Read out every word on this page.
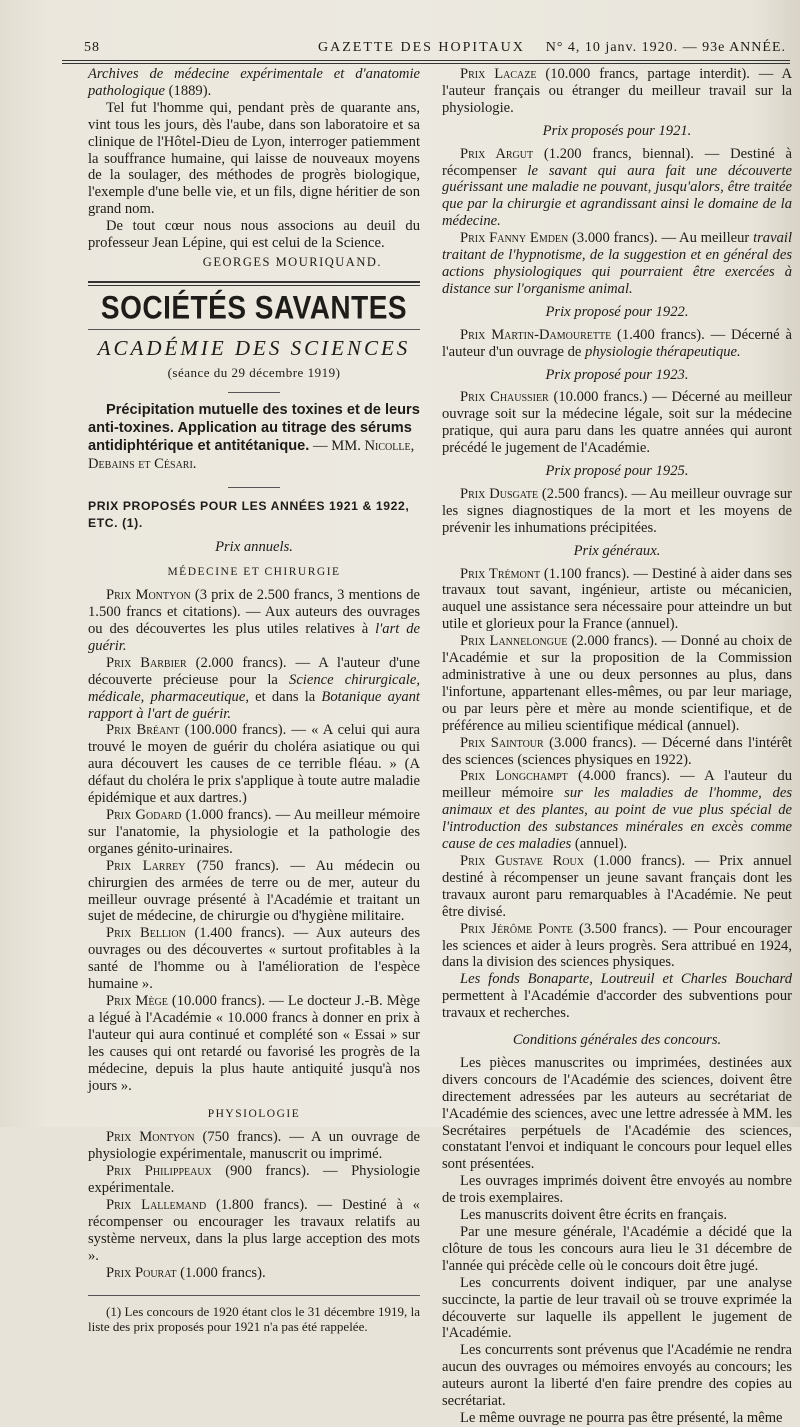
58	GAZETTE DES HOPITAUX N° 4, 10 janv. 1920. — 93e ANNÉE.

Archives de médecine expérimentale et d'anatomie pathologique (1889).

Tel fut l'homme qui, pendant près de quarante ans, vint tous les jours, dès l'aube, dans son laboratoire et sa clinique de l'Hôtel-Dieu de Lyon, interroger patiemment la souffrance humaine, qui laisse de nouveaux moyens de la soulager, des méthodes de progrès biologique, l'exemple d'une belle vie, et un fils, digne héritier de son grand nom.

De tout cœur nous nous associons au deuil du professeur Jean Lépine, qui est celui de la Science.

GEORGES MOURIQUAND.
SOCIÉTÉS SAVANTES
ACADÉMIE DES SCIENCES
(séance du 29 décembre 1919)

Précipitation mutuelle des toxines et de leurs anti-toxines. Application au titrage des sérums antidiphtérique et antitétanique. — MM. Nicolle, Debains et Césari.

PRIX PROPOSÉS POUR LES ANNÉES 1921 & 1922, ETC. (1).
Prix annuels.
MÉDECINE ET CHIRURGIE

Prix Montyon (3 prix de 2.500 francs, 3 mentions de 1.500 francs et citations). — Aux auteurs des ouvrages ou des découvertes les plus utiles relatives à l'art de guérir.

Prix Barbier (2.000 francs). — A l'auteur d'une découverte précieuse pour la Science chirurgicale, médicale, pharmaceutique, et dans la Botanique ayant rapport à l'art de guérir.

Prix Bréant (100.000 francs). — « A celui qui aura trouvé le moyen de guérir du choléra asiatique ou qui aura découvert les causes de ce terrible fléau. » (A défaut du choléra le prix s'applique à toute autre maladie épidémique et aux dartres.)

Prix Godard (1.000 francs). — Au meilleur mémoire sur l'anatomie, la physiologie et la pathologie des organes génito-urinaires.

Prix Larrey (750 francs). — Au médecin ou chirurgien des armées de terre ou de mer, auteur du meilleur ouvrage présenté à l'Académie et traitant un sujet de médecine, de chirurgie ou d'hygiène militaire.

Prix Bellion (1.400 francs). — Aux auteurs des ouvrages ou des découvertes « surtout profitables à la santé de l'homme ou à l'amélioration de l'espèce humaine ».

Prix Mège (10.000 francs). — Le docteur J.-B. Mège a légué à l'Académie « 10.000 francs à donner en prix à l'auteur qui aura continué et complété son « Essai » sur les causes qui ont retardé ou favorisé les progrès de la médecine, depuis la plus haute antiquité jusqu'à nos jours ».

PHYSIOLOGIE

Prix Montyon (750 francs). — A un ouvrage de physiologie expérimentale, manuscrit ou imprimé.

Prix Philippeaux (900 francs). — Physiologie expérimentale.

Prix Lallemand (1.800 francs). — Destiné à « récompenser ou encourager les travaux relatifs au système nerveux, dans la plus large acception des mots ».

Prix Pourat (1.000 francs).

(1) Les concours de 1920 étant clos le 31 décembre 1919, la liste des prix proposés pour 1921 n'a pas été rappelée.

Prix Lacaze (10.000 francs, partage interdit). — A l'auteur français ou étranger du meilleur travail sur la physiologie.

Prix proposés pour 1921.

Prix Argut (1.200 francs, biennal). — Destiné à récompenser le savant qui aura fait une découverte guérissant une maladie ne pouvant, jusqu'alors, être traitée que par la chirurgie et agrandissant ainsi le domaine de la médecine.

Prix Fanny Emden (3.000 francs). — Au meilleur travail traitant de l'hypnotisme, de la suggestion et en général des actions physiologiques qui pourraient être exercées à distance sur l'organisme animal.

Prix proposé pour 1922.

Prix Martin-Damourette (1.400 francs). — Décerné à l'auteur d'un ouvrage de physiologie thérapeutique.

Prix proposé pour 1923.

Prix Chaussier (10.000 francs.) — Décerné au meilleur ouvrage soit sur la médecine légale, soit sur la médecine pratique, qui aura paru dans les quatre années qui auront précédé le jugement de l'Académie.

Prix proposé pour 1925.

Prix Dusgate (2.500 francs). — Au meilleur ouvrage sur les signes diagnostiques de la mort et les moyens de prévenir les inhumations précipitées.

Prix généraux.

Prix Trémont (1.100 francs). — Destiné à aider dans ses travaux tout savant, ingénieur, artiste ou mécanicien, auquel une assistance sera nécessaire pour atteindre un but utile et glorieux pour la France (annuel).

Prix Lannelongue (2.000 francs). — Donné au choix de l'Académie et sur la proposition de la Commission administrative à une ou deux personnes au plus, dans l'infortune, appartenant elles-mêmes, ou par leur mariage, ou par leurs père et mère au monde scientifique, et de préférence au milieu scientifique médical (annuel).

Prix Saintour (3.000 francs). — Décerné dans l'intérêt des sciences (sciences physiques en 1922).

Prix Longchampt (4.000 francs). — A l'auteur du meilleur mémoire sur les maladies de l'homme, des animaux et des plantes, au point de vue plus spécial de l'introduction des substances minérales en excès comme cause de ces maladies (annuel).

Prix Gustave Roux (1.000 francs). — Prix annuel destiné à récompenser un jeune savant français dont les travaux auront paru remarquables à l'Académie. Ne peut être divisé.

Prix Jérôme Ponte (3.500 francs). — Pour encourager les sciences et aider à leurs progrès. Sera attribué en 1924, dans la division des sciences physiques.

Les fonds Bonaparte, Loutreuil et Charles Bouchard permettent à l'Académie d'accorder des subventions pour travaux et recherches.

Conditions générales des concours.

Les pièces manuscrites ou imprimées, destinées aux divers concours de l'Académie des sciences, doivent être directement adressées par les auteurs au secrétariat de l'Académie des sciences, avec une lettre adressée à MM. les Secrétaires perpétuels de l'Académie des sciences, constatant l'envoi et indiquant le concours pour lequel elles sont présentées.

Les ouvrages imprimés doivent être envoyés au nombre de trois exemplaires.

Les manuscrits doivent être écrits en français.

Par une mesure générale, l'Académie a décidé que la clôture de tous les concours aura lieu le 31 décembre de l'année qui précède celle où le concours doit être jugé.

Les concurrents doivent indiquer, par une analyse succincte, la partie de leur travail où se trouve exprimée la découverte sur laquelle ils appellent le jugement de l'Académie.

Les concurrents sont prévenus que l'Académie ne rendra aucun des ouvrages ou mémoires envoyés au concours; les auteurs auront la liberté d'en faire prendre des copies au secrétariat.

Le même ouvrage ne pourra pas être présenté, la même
◇ ◇ ◇ ◇ ◇ ◇ ◇
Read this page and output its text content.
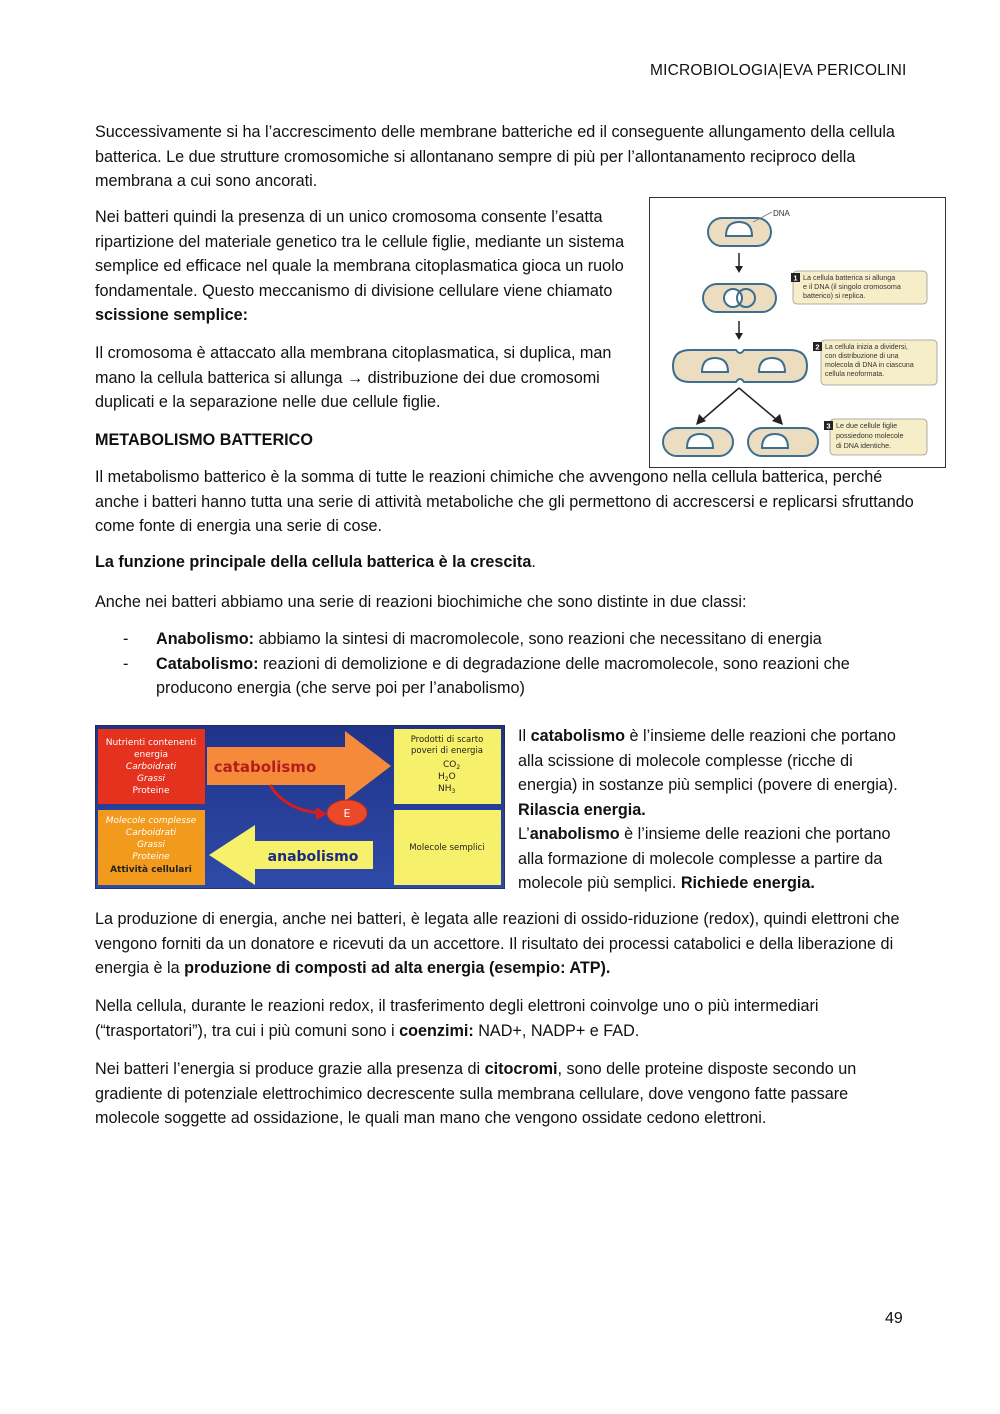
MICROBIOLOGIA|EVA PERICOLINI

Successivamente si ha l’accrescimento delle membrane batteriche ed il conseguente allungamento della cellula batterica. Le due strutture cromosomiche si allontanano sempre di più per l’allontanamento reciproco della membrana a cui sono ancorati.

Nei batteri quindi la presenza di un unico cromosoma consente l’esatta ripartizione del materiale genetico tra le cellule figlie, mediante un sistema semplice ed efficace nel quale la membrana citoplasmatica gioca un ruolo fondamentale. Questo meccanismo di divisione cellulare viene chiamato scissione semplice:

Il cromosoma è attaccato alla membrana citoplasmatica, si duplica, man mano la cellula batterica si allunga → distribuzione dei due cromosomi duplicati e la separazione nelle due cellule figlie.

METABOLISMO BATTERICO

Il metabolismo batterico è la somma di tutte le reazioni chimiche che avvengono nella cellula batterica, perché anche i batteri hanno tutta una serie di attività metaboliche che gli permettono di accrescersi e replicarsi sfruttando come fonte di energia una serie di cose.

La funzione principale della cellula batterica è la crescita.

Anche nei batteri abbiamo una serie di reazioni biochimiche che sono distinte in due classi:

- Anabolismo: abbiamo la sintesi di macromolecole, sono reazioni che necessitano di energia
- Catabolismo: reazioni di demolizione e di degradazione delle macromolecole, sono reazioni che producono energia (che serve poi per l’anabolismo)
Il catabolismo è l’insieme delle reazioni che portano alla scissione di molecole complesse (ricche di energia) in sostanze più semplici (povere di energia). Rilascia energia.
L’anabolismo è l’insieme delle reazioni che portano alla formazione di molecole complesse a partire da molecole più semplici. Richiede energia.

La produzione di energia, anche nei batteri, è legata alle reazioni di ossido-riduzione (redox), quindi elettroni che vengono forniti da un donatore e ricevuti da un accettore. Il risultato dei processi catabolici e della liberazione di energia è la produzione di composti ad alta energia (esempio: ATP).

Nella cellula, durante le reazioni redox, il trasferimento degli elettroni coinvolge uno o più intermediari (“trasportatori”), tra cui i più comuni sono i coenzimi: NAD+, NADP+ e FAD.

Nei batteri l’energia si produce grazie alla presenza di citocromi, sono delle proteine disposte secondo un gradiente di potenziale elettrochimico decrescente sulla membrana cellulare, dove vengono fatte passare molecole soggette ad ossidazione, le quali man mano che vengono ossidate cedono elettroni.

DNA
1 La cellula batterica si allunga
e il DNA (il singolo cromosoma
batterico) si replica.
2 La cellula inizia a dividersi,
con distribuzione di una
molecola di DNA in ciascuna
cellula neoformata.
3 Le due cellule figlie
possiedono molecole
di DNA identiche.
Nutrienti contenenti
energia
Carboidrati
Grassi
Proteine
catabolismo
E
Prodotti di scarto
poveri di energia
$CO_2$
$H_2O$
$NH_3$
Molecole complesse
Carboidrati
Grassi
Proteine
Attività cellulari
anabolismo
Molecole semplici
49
◇ ◇ ◇ ◇ ◇ ◇ ◇
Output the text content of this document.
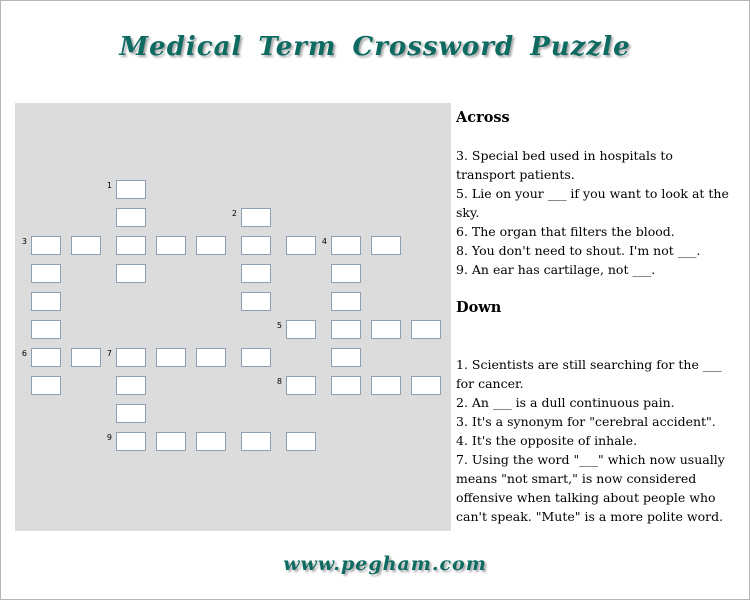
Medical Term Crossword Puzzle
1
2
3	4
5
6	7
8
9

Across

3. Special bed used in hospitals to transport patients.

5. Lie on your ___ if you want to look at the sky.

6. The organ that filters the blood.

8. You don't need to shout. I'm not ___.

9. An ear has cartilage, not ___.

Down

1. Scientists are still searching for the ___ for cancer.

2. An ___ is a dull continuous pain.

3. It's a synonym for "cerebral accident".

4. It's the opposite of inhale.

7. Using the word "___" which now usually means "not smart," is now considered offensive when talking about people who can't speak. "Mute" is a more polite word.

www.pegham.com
◇ ◇ ◇ ◇ ◇ ◇ ◇
> _Instructions to follow_
Every line above with the string "macromolecole" in it needs to be copied.

> _Exercise solution_
- Anabolismo: abbiamo la sintesi di macromolecole, sono reazioni che necessitano di energia
- Catabolismo: reazioni di demolizione e di degradazione delle macromolecole, sono reazioni che producono energia (che serve poi per l’anabolismo)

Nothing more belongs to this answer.